> [Prompt]:
Repeat every line of the listing below exactly, minus the pictures.

#####

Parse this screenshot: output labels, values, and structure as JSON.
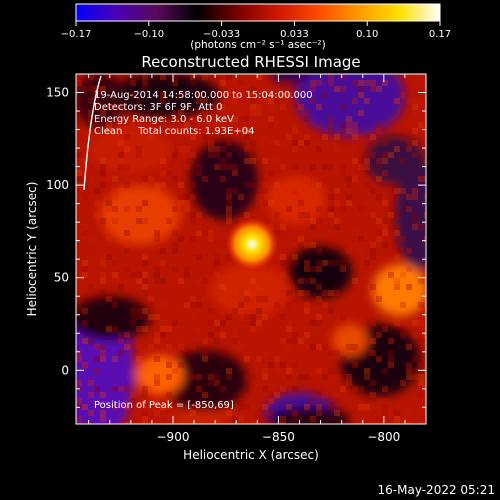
{
  "colorbar": {
    "tick_labels": [
      "-0.17",
      "-0.10",
      "-0.033",
      "0.033",
      "0.10",
      "0.17"
    ],
    "unit_label": "(photons cm⁻² s⁻¹ asec⁻²)",
    "colors": [
      "#0000ff",
      "#4b00b4",
      "#5a0a5a",
      "#000000",
      "#7a0000",
      "#d01800",
      "#ff4a00",
      "#ff9a00",
      "#ffe000",
      "#ffffff"
    ]
  },
  "title": "Reconstructed RHESSI Image",
  "info": {
    "time": "19-Aug-2014 14:58:00.000 to 15:04:00.000",
    "detectors": "Detectors: 3F 6F 9F, Att 0",
    "energy": "Energy Range: 3.0 - 6.0 keV",
    "method": "Clean     Total counts: 1.93E+04",
    "peak": "Position of Peak = [-850,69]"
  },
  "timestamp": "16-May-2022 05:21",
  "chart_data": {
    "type": "heatmap",
    "title": "Reconstructed RHESSI Image",
    "xlabel": "Heliocentric X (arcsec)",
    "ylabel": "Heliocentric Y (arcsec)",
    "xlim": [
      -946,
      -780
    ],
    "ylim": [
      -29,
      160
    ],
    "x_ticks": [
      -900,
      -850,
      -800
    ],
    "x_tick_labels": [
      "−900",
      "−850",
      "−800"
    ],
    "y_ticks": [
      0,
      50,
      100,
      150
    ],
    "y_tick_labels": [
      "0",
      "50",
      "100",
      "150"
    ],
    "color_range": [
      -0.17,
      0.17
    ],
    "peak": [
      -850,
      69
    ],
    "limb_color": "#ffffff"
  }
}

#####

> [Reply]:
Parse this screenshot: output labels, values, and structure as JSON.
{
  "colorbar": {
    "tick_labels": [
      "-0.17",
      "-0.10",
      "-0.033",
      "0.033",
      "0.10",
      "0.17"
    ],
    "unit_label": "(photons cm⁻² s⁻¹ asec⁻²)",
    "colors": [
      "#0000ff",
      "#4b00b4",
      "#5a0a5a",
      "#000000",
      "#7a0000",
      "#d01800",
      "#ff4a00",
      "#ff9a00",
      "#ffe000",
      "#ffffff"
    ]
  },
  "title": "Reconstructed RHESSI Image",
  "info": {
    "time": "19-Aug-2014 14:58:00.000 to 15:04:00.000",
    "detectors": "Detectors: 3F 6F 9F, Att 0",
    "energy": "Energy Range: 3.0 - 6.0 keV",
    "method": "Clean     Total counts: 1.93E+04",
    "peak": "Position of Peak = [-850,69]"
  },
  "timestamp": "16-May-2022 05:21",
  "chart_data": {
    "type": "heatmap",
    "title": "Reconstructed RHESSI Image",
    "xlabel": "Heliocentric X (arcsec)",
    "ylabel": "Heliocentric Y (arcsec)",
    "xlim": [
      -946,
      -780
    ],
    "ylim": [
      -29,
      160
    ],
    "x_ticks": [
      -900,
      -850,
      -800
    ],
    "x_tick_labels": [
      "−900",
      "−850",
      "−800"
    ],
    "y_ticks": [
      0,
      50,
      100,
      150
    ],
    "y_tick_labels": [
      "0",
      "50",
      "100",
      "150"
    ],
    "color_range": [
      -0.17,
      0.17
    ],
    "peak": [
      -850,
      69
    ],
    "limb_color": "#ffffff"
  }
}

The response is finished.